- WHAT NEEDS TO BE DONE:
Pictures do not belong in the copy, so please give every entry below again exactly.

- DATASET:
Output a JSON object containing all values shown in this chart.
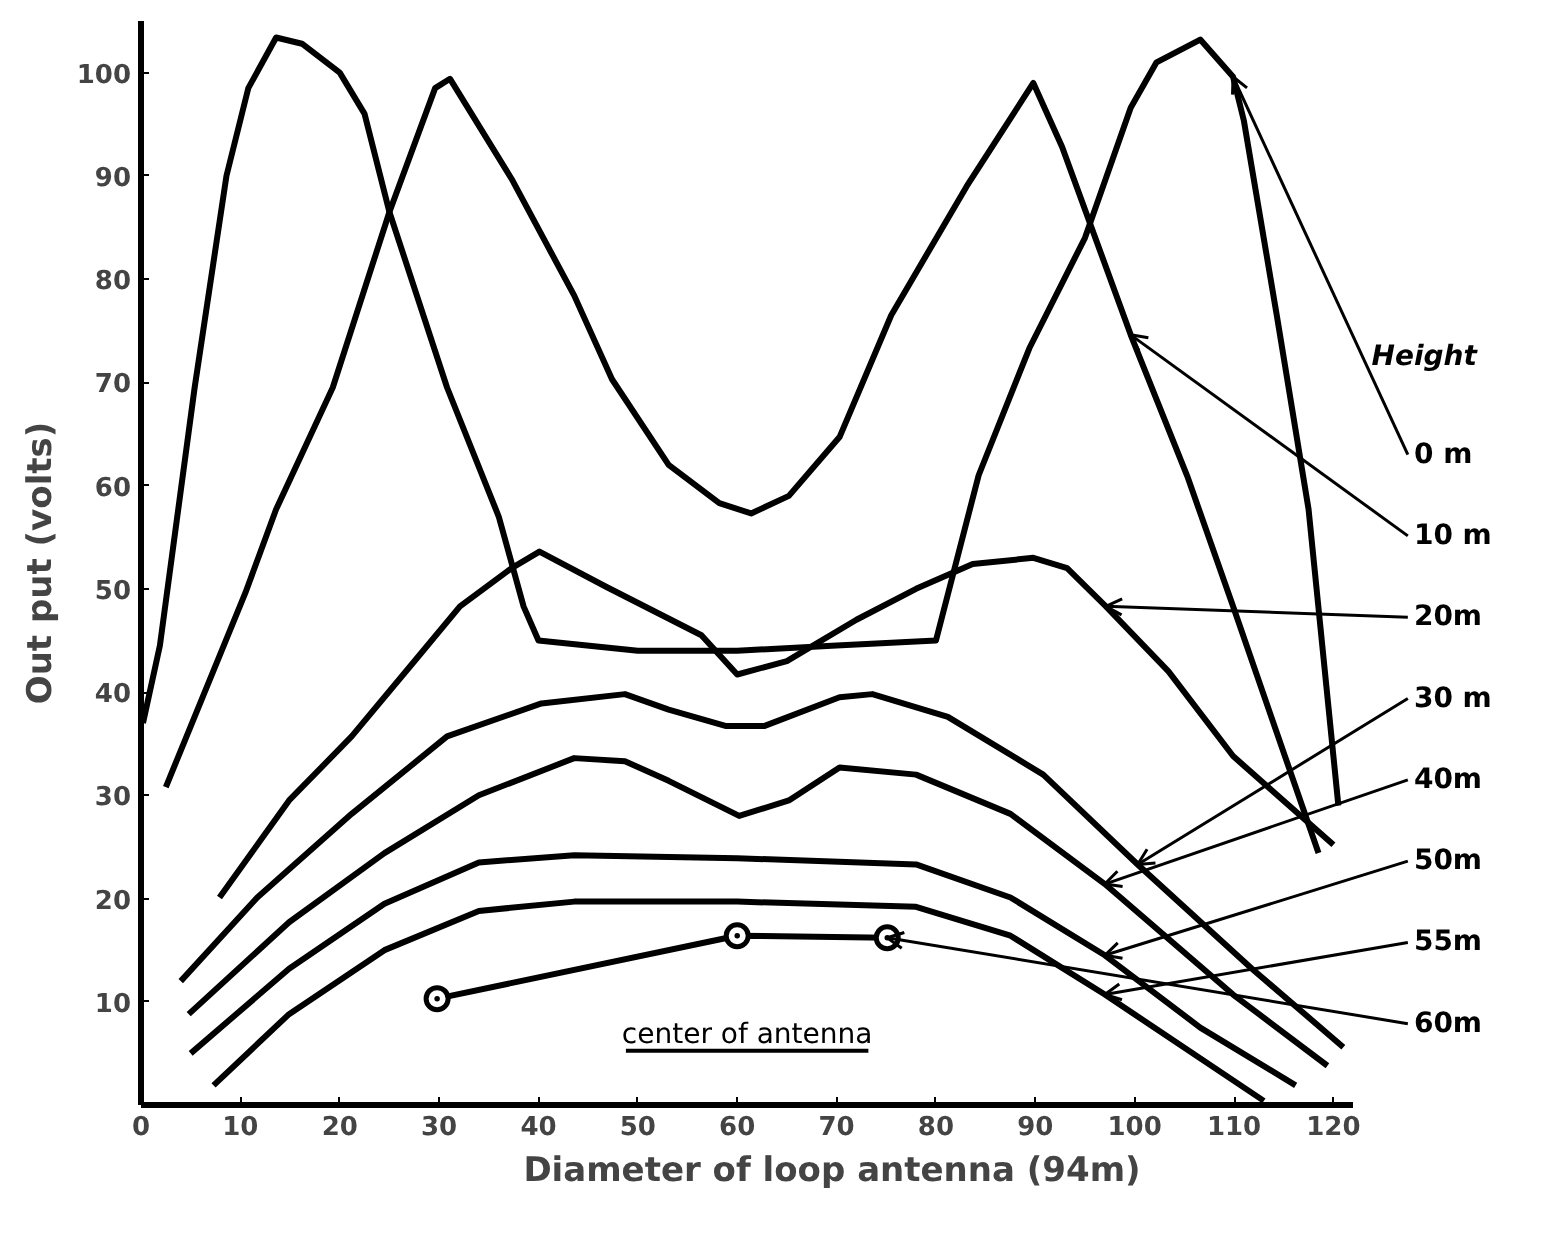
{
  "chart_data": {
    "type": "line",
    "xlabel": "Diameter of loop antenna (94m)",
    "ylabel": "Out put (volts)",
    "legend_title": "Height",
    "xlim": [
      0,
      122
    ],
    "ylim": [
      0,
      105
    ],
    "xticks": [
      0,
      10,
      20,
      30,
      40,
      50,
      60,
      70,
      80,
      90,
      100,
      110,
      120
    ],
    "yticks": [
      10,
      20,
      30,
      40,
      50,
      60,
      70,
      80,
      90,
      100
    ],
    "grid": false,
    "annotations": [
      "center of antenna"
    ],
    "series": [
      {
        "name": "0 m",
        "color": "#000000",
        "x": [
          0.2,
          1.9,
          5.4,
          8.6,
          10.8,
          13.6,
          16.2,
          20,
          22.5,
          25,
          30.8,
          36,
          38.5,
          40,
          50,
          60,
          70,
          80,
          84.3,
          89.4,
          95,
          99.6,
          102.2,
          106.6,
          109.9,
          111,
          114.3,
          117.5,
          120.5
        ],
        "values": [
          37,
          44.5,
          69.5,
          90,
          98.5,
          103.4,
          102.8,
          100,
          96,
          86.5,
          69.5,
          57,
          48.3,
          45,
          44,
          44,
          44.5,
          45,
          61,
          73.3,
          84,
          96.6,
          101,
          103.2,
          99.6,
          95.3,
          76.5,
          57.7,
          29
        ]
      },
      {
        "name": "10 m",
        "color": "#000000",
        "x": [
          2.5,
          10.5,
          13.6,
          19.3,
          25,
          29.6,
          31.1,
          37.3,
          43.6,
          47.4,
          53.1,
          58.2,
          61.4,
          65.2,
          70.3,
          75.5,
          83.1,
          89.8,
          92.7,
          99.6,
          105.3,
          109.9,
          118.5
        ],
        "values": [
          30.8,
          49.6,
          57.7,
          69.5,
          86.5,
          98.5,
          99.4,
          89.7,
          78.4,
          70.3,
          62,
          58.3,
          57.3,
          59,
          64.7,
          76.5,
          89,
          99,
          92.8,
          74.6,
          60.9,
          48.3,
          24.4
        ]
      },
      {
        "name": "20m",
        "color": "#000000",
        "x": [
          7.9,
          14.9,
          21.2,
          27.7,
          32.1,
          37.3,
          40.1,
          46.8,
          56.4,
          60,
          65,
          72,
          78,
          83.7,
          89.8,
          93.2,
          97.1,
          103.4,
          109.9,
          120
        ],
        "values": [
          20.1,
          29.5,
          35.7,
          43.2,
          48.3,
          52,
          53.6,
          50.2,
          45.5,
          41.7,
          43,
          47,
          50,
          52.4,
          53,
          52,
          48.3,
          42,
          33.8,
          25.2
        ]
      },
      {
        "name": "30 m",
        "color": "#000000",
        "x": [
          4,
          11.7,
          21.2,
          30.8,
          40.3,
          48.7,
          53.1,
          58.9,
          62.7,
          70.3,
          73.6,
          81.2,
          90.8,
          100.3,
          111.8,
          121
        ],
        "values": [
          12,
          20.1,
          28.2,
          35.7,
          38.9,
          39.8,
          38.3,
          36.7,
          36.7,
          39.5,
          39.8,
          37.6,
          32,
          23.3,
          13.2,
          5.6
        ]
      },
      {
        "name": "40m",
        "color": "#000000",
        "x": [
          4.8,
          14.9,
          24.5,
          34,
          43.6,
          48.7,
          53.1,
          60.2,
          65.2,
          70.3,
          78,
          87.5,
          97,
          109.9,
          119.4
        ],
        "values": [
          8.8,
          17.7,
          24.4,
          30,
          33.6,
          33.3,
          31.4,
          28,
          29.5,
          32.7,
          32,
          28.2,
          21.4,
          10.7,
          3.8
        ]
      },
      {
        "name": "50m",
        "color": "#000000",
        "x": [
          5,
          14.9,
          24.5,
          34,
          43.6,
          60,
          78,
          87.5,
          97,
          106.6,
          116.2
        ],
        "values": [
          5,
          13.2,
          19.5,
          23.5,
          24.2,
          23.9,
          23.3,
          20.1,
          14.5,
          7.5,
          1.9
        ]
      },
      {
        "name": "55m",
        "color": "#000000",
        "x": [
          7.3,
          14.9,
          24.5,
          34,
          43.6,
          60,
          78,
          87.5,
          97,
          113
        ],
        "values": [
          1.9,
          8.8,
          15,
          18.8,
          19.7,
          19.7,
          19.2,
          16.4,
          10.7,
          0.4
        ]
      },
      {
        "name": "60m",
        "color": "#000000",
        "marker": "circle",
        "x": [
          29.8,
          60,
          75.1
        ],
        "values": [
          10.3,
          16.4,
          16.2
        ]
      }
    ]
  }
}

- RESPONSE BELOW:
Output a JSON object containing all values shown in this chart.
{
  "chart_data": {
    "type": "line",
    "xlabel": "Diameter of loop antenna (94m)",
    "ylabel": "Out put (volts)",
    "legend_title": "Height",
    "xlim": [
      0,
      122
    ],
    "ylim": [
      0,
      105
    ],
    "xticks": [
      0,
      10,
      20,
      30,
      40,
      50,
      60,
      70,
      80,
      90,
      100,
      110,
      120
    ],
    "yticks": [
      10,
      20,
      30,
      40,
      50,
      60,
      70,
      80,
      90,
      100
    ],
    "grid": false,
    "annotations": [
      "center of antenna"
    ],
    "series": [
      {
        "name": "0 m",
        "color": "#000000",
        "x": [
          0.2,
          1.9,
          5.4,
          8.6,
          10.8,
          13.6,
          16.2,
          20,
          22.5,
          25,
          30.8,
          36,
          38.5,
          40,
          50,
          60,
          70,
          80,
          84.3,
          89.4,
          95,
          99.6,
          102.2,
          106.6,
          109.9,
          111,
          114.3,
          117.5,
          120.5
        ],
        "values": [
          37,
          44.5,
          69.5,
          90,
          98.5,
          103.4,
          102.8,
          100,
          96,
          86.5,
          69.5,
          57,
          48.3,
          45,
          44,
          44,
          44.5,
          45,
          61,
          73.3,
          84,
          96.6,
          101,
          103.2,
          99.6,
          95.3,
          76.5,
          57.7,
          29
        ]
      },
      {
        "name": "10 m",
        "color": "#000000",
        "x": [
          2.5,
          10.5,
          13.6,
          19.3,
          25,
          29.6,
          31.1,
          37.3,
          43.6,
          47.4,
          53.1,
          58.2,
          61.4,
          65.2,
          70.3,
          75.5,
          83.1,
          89.8,
          92.7,
          99.6,
          105.3,
          109.9,
          118.5
        ],
        "values": [
          30.8,
          49.6,
          57.7,
          69.5,
          86.5,
          98.5,
          99.4,
          89.7,
          78.4,
          70.3,
          62,
          58.3,
          57.3,
          59,
          64.7,
          76.5,
          89,
          99,
          92.8,
          74.6,
          60.9,
          48.3,
          24.4
        ]
      },
      {
        "name": "20m",
        "color": "#000000",
        "x": [
          7.9,
          14.9,
          21.2,
          27.7,
          32.1,
          37.3,
          40.1,
          46.8,
          56.4,
          60,
          65,
          72,
          78,
          83.7,
          89.8,
          93.2,
          97.1,
          103.4,
          109.9,
          120
        ],
        "values": [
          20.1,
          29.5,
          35.7,
          43.2,
          48.3,
          52,
          53.6,
          50.2,
          45.5,
          41.7,
          43,
          47,
          50,
          52.4,
          53,
          52,
          48.3,
          42,
          33.8,
          25.2
        ]
      },
      {
        "name": "30 m",
        "color": "#000000",
        "x": [
          4,
          11.7,
          21.2,
          30.8,
          40.3,
          48.7,
          53.1,
          58.9,
          62.7,
          70.3,
          73.6,
          81.2,
          90.8,
          100.3,
          111.8,
          121
        ],
        "values": [
          12,
          20.1,
          28.2,
          35.7,
          38.9,
          39.8,
          38.3,
          36.7,
          36.7,
          39.5,
          39.8,
          37.6,
          32,
          23.3,
          13.2,
          5.6
        ]
      },
      {
        "name": "40m",
        "color": "#000000",
        "x": [
          4.8,
          14.9,
          24.5,
          34,
          43.6,
          48.7,
          53.1,
          60.2,
          65.2,
          70.3,
          78,
          87.5,
          97,
          109.9,
          119.4
        ],
        "values": [
          8.8,
          17.7,
          24.4,
          30,
          33.6,
          33.3,
          31.4,
          28,
          29.5,
          32.7,
          32,
          28.2,
          21.4,
          10.7,
          3.8
        ]
      },
      {
        "name": "50m",
        "color": "#000000",
        "x": [
          5,
          14.9,
          24.5,
          34,
          43.6,
          60,
          78,
          87.5,
          97,
          106.6,
          116.2
        ],
        "values": [
          5,
          13.2,
          19.5,
          23.5,
          24.2,
          23.9,
          23.3,
          20.1,
          14.5,
          7.5,
          1.9
        ]
      },
      {
        "name": "55m",
        "color": "#000000",
        "x": [
          7.3,
          14.9,
          24.5,
          34,
          43.6,
          60,
          78,
          87.5,
          97,
          113
        ],
        "values": [
          1.9,
          8.8,
          15,
          18.8,
          19.7,
          19.7,
          19.2,
          16.4,
          10.7,
          0.4
        ]
      },
      {
        "name": "60m",
        "color": "#000000",
        "marker": "circle",
        "x": [
          29.8,
          60,
          75.1
        ],
        "values": [
          10.3,
          16.4,
          16.2
        ]
      }
    ]
  }
}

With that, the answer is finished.